What to do — Every record should be copied exactly, except that pictures are to be omitted.

Collected data entries
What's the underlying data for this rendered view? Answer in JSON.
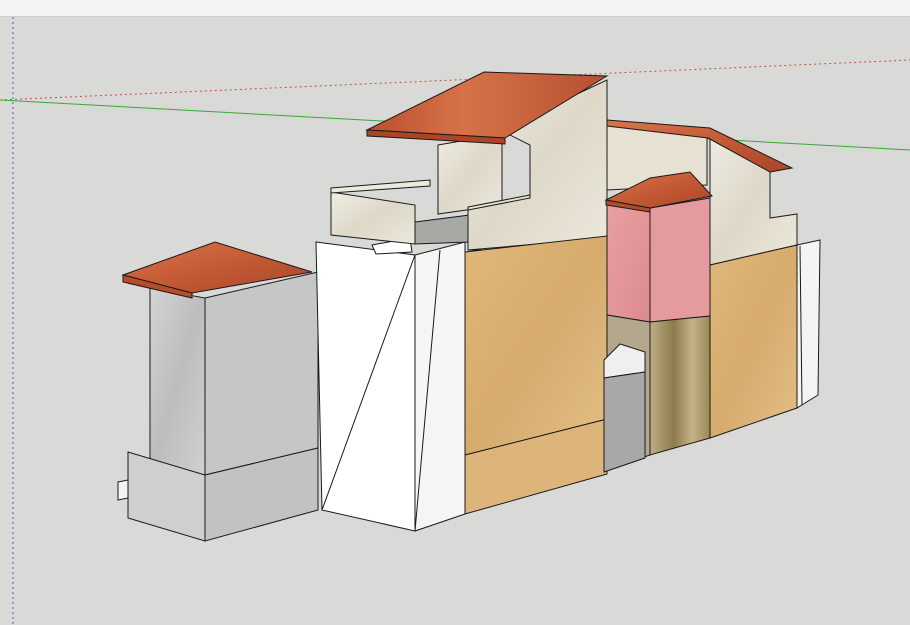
{
  "app": {
    "view": "3d-model-viewport"
  },
  "colors": {
    "background": "#d9d9d7",
    "toolbar": "#f4f4f4",
    "axis_red": "#c0504d",
    "axis_green": "#3aa835",
    "axis_blue": "#4a5bd8",
    "roof_terracotta": "#c45a35",
    "wall_beige": "#ddb37a",
    "wall_cream": "#e9e5da",
    "wall_stone": "#c9c9c9",
    "wall_pink": "#e79a9e",
    "wall_white": "#ffffff",
    "edge": "#1a1a1a"
  },
  "icons": []
}
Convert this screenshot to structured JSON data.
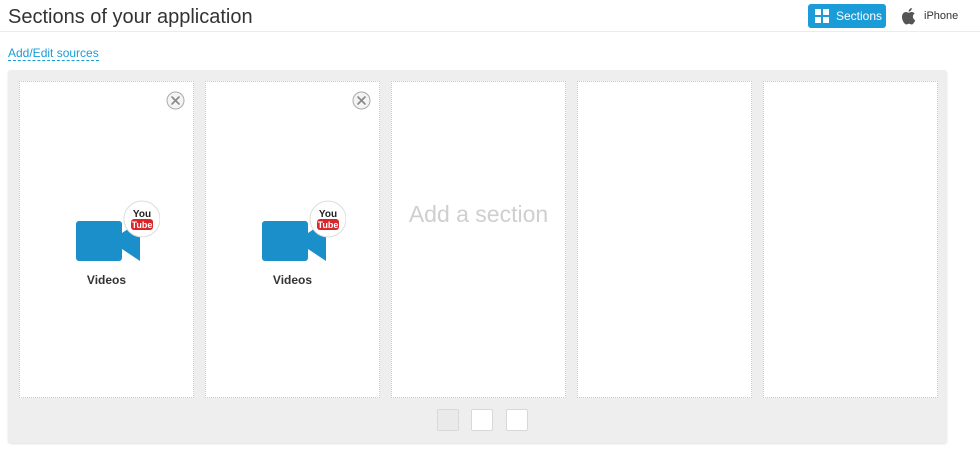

Complete answer —
What's the underlying data for this rendered view? Answer in JSON.
{
  "app": {
    "view": "3d-model-viewport"
  },
  "colors": {
    "background": "#d9d9d7",
    "toolbar": "#f4f4f4",
    "axis_red": "#c0504d",
    "axis_green": "#3aa835",
    "axis_blue": "#4a5bd8",
    "roof_terracotta": "#c45a35",
    "wall_beige": "#ddb37a",
    "wall_cream": "#e9e5da",
    "wall_stone": "#c9c9c9",
    "wall_pink": "#e79a9e",
    "wall_white": "#ffffff",
    "edge": "#1a1a1a"
  },
  "icons": []
}
Convert this screenshot to structured JSON data.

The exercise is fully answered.